====== Available data ======
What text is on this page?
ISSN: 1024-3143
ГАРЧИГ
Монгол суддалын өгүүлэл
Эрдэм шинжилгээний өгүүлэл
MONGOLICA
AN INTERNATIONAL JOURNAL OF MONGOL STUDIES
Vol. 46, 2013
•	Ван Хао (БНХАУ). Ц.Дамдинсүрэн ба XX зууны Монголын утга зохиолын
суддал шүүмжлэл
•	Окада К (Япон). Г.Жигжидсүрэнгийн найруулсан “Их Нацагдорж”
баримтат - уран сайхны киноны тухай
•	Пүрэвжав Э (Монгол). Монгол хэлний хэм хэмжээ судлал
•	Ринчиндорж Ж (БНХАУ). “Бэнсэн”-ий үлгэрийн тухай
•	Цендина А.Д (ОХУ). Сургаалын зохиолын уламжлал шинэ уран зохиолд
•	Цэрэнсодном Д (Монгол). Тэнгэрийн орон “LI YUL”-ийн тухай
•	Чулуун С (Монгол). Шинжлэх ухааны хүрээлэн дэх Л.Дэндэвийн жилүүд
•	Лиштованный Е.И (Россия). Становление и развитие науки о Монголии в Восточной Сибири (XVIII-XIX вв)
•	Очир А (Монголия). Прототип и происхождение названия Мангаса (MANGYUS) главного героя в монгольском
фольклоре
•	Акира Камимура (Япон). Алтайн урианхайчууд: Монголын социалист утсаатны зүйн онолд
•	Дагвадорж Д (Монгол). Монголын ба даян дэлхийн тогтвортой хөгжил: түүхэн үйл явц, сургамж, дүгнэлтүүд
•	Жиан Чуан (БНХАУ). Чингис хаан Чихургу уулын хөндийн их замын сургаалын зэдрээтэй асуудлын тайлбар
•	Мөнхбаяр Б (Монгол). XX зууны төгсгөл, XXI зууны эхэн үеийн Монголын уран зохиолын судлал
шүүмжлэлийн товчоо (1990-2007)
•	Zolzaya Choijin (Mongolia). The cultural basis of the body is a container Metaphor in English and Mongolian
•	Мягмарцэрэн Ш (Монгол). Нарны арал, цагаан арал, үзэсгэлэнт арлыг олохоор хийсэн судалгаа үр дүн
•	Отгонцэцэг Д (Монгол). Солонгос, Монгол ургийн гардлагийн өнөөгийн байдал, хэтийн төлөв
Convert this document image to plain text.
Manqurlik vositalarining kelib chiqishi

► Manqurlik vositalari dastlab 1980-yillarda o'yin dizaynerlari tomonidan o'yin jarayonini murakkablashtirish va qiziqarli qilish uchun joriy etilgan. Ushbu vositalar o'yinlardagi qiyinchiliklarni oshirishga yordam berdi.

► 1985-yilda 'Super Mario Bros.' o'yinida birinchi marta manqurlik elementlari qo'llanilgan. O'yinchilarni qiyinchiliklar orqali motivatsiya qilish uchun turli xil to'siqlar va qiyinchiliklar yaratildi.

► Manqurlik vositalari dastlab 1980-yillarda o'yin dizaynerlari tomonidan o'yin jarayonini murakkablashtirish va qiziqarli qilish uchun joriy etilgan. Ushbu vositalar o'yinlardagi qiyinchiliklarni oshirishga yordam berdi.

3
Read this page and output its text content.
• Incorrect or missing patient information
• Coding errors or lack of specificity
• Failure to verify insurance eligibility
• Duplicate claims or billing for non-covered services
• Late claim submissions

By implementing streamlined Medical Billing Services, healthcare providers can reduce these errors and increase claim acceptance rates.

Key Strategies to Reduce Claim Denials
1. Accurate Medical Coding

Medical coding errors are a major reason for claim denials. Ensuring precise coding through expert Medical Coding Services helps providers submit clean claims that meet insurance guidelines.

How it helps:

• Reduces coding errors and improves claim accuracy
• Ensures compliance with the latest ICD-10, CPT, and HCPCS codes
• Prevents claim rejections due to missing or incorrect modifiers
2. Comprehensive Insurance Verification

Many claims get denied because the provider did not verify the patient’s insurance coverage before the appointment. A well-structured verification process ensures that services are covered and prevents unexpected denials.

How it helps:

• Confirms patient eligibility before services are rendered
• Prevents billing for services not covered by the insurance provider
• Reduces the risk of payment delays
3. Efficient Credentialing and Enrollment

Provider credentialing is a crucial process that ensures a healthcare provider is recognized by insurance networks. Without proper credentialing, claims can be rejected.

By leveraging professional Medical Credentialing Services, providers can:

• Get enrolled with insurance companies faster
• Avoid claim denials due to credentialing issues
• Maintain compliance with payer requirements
======
## Brief
Repeat every record exactly as written, please.

## Expected output
What text is on this page?
ISSN: 1024-3143
ГАРЧИГ
Монгол суддалын өгүүлэл
Эрдэм шинжилгээний өгүүлэл
MONGOLICA
AN INTERNATIONAL JOURNAL OF MONGOL STUDIES
Vol. 46, 2013
•	Ван Хао (БНХАУ). Ц.Дамдинсүрэн ба XX зууны Монголын утга зохиолын
суддал шүүмжлэл
•	Окада К (Япон). Г.Жигжидсүрэнгийн найруулсан “Их Нацагдорж”
баримтат - уран сайхны киноны тухай
•	Пүрэвжав Э (Монгол). Монгол хэлний хэм хэмжээ судлал
•	Ринчиндорж Ж (БНХАУ). “Бэнсэн”-ий үлгэрийн тухай
•	Цендина А.Д (ОХУ). Сургаалын зохиолын уламжлал шинэ уран зохиолд
•	Цэрэнсодном Д (Монгол). Тэнгэрийн орон “LI YUL”-ийн тухай
•	Чулуун С (Монгол). Шинжлэх ухааны хүрээлэн дэх Л.Дэндэвийн жилүүд
•	Лиштованный Е.И (Россия). Становление и развитие науки о Монголии в Восточной Сибири (XVIII-XIX вв)
•	Очир А (Монголия). Прототип и происхождение названия Мангаса (MANGYUS) главного героя в монгольском
фольклоре
•	Акира Камимура (Япон). Алтайн урианхайчууд: Монголын социалист утсаатны зүйн онолд
•	Дагвадорж Д (Монгол). Монголын ба даян дэлхийн тогтвортой хөгжил: түүхэн үйл явц, сургамж, дүгнэлтүүд
•	Жиан Чуан (БНХАУ). Чингис хаан Чихургу уулын хөндийн их замын сургаалын зэдрээтэй асуудлын тайлбар
•	Мөнхбаяр Б (Монгол). XX зууны төгсгөл, XXI зууны эхэн үеийн Монголын уран зохиолын судлал
шүүмжлэлийн товчоо (1990-2007)
•	Zolzaya Choijin (Mongolia). The cultural basis of the body is a container Metaphor in English and Mongolian
•	Мягмарцэрэн Ш (Монгол). Нарны арал, цагаан арал, үзэсгэлэнт арлыг олохоор хийсэн судалгаа үр дүн
•	Отгонцэцэг Д (Монгол). Солонгос, Монгол ургийн гардлагийн өнөөгийн байдал, хэтийн төлөв
Convert this document image to plain text.
Manqurlik vositalarining kelib chiqishi

► Manqurlik vositalari dastlab 1980-yillarda o'yin dizaynerlari tomonidan o'yin jarayonini murakkablashtirish va qiziqarli qilish uchun joriy etilgan. Ushbu vositalar o'yinlardagi qiyinchiliklarni oshirishga yordam berdi.

► 1985-yilda 'Super Mario Bros.' o'yinida birinchi marta manqurlik elementlari qo'llanilgan. O'yinchilarni qiyinchiliklar orqali motivatsiya qilish uchun turli xil to'siqlar va qiyinchiliklar yaratildi.

► Manqurlik vositalari dastlab 1980-yillarda o'yin dizaynerlari tomonidan o'yin jarayonini murakkablashtirish va qiziqarli qilish uchun joriy etilgan. Ushbu vositalar o'yinlardagi qiyinchiliklarni oshirishga yordam berdi.

3
Read this page and output its text content.
• Incorrect or missing patient information
• Coding errors or lack of specificity
• Failure to verify insurance eligibility
• Duplicate claims or billing for non-covered services
• Late claim submissions

By implementing streamlined Medical Billing Services, healthcare providers can reduce these errors and increase claim acceptance rates.

Key Strategies to Reduce Claim Denials
1. Accurate Medical Coding

Medical coding errors are a major reason for claim denials. Ensuring precise coding through expert Medical Coding Services helps providers submit clean claims that meet insurance guidelines.

How it helps:

• Reduces coding errors and improves claim accuracy
• Ensures compliance with the latest ICD-10, CPT, and HCPCS codes
• Prevents claim rejections due to missing or incorrect modifiers
2. Comprehensive Insurance Verification

Many claims get denied because the provider did not verify the patient’s insurance coverage before the appointment. A well-structured verification process ensures that services are covered and prevents unexpected denials.

How it helps:

• Confirms patient eligibility before services are rendered
• Prevents billing for services not covered by the insurance provider
• Reduces the risk of payment delays
3. Efficient Credentialing and Enrollment

Provider credentialing is a crucial process that ensures a healthcare provider is recognized by insurance networks. Without proper credentialing, claims can be rejected.

By leveraging professional Medical Credentialing Services, providers can:

• Get enrolled with insurance companies faster
• Avoid claim denials due to credentialing issues
• Maintain compliance with payer requirements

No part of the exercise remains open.